> To be done
Set down each line of the material that follows, exactly, with no pictures.

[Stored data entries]
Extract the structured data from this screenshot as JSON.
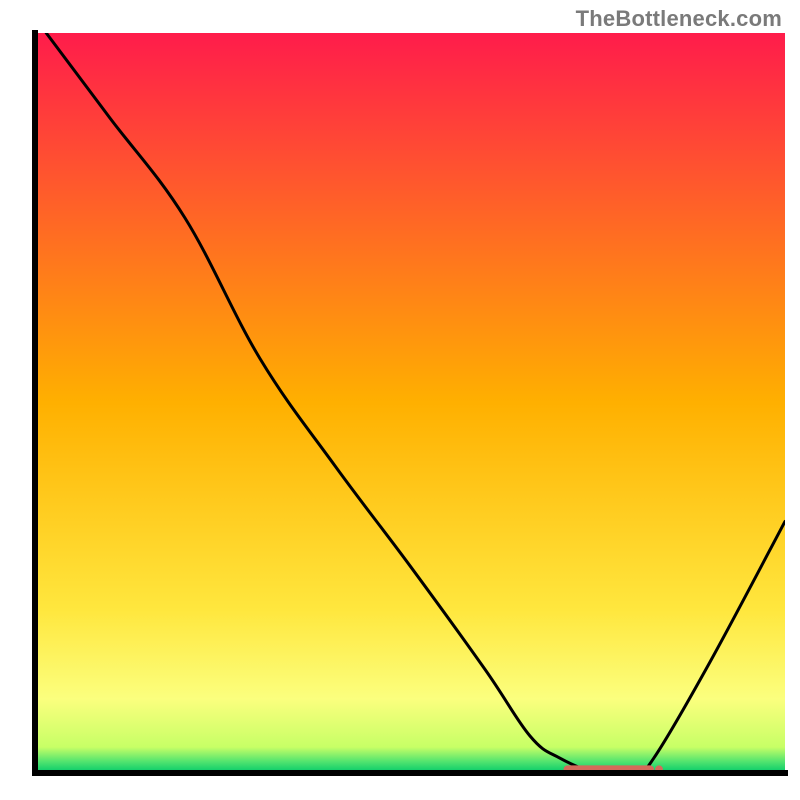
{
  "attribution": "TheBottleneck.com",
  "chart_data": {
    "type": "line",
    "title": "",
    "xlabel": "",
    "ylabel": "",
    "xlim": [
      0,
      100
    ],
    "ylim": [
      0,
      100
    ],
    "grid": false,
    "background_gradient": {
      "stops": [
        {
          "offset": 0.0,
          "color": "#ff1c4b"
        },
        {
          "offset": 0.5,
          "color": "#ffb000"
        },
        {
          "offset": 0.78,
          "color": "#ffe73e"
        },
        {
          "offset": 0.9,
          "color": "#fbff7e"
        },
        {
          "offset": 0.965,
          "color": "#c7ff66"
        },
        {
          "offset": 0.985,
          "color": "#4fe36f"
        },
        {
          "offset": 1.0,
          "color": "#00c96a"
        }
      ]
    },
    "series": [
      {
        "name": "bottleneck-curve",
        "color": "#000000",
        "x": [
          1.5,
          10,
          20,
          30,
          40,
          50,
          60,
          66,
          70,
          75,
          80,
          82.5,
          90,
          100
        ],
        "y": [
          100,
          88.5,
          75,
          56,
          41.5,
          28,
          14,
          5,
          2,
          0,
          0,
          2,
          15,
          34
        ]
      }
    ],
    "marker": {
      "name": "optimal-range-marker",
      "color": "#d46a5a",
      "x_start": 71,
      "x_end": 82,
      "y": 0.5,
      "thickness": 1.3
    },
    "axes": {
      "color": "#000000",
      "thickness": 3
    }
  }
}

> Exercise response
Extract the structured data from this screenshot as JSON.
{
  "attribution": "TheBottleneck.com",
  "chart_data": {
    "type": "line",
    "title": "",
    "xlabel": "",
    "ylabel": "",
    "xlim": [
      0,
      100
    ],
    "ylim": [
      0,
      100
    ],
    "grid": false,
    "background_gradient": {
      "stops": [
        {
          "offset": 0.0,
          "color": "#ff1c4b"
        },
        {
          "offset": 0.5,
          "color": "#ffb000"
        },
        {
          "offset": 0.78,
          "color": "#ffe73e"
        },
        {
          "offset": 0.9,
          "color": "#fbff7e"
        },
        {
          "offset": 0.965,
          "color": "#c7ff66"
        },
        {
          "offset": 0.985,
          "color": "#4fe36f"
        },
        {
          "offset": 1.0,
          "color": "#00c96a"
        }
      ]
    },
    "series": [
      {
        "name": "bottleneck-curve",
        "color": "#000000",
        "x": [
          1.5,
          10,
          20,
          30,
          40,
          50,
          60,
          66,
          70,
          75,
          80,
          82.5,
          90,
          100
        ],
        "y": [
          100,
          88.5,
          75,
          56,
          41.5,
          28,
          14,
          5,
          2,
          0,
          0,
          2,
          15,
          34
        ]
      }
    ],
    "marker": {
      "name": "optimal-range-marker",
      "color": "#d46a5a",
      "x_start": 71,
      "x_end": 82,
      "y": 0.5,
      "thickness": 1.3
    },
    "axes": {
      "color": "#000000",
      "thickness": 3
    }
  }
}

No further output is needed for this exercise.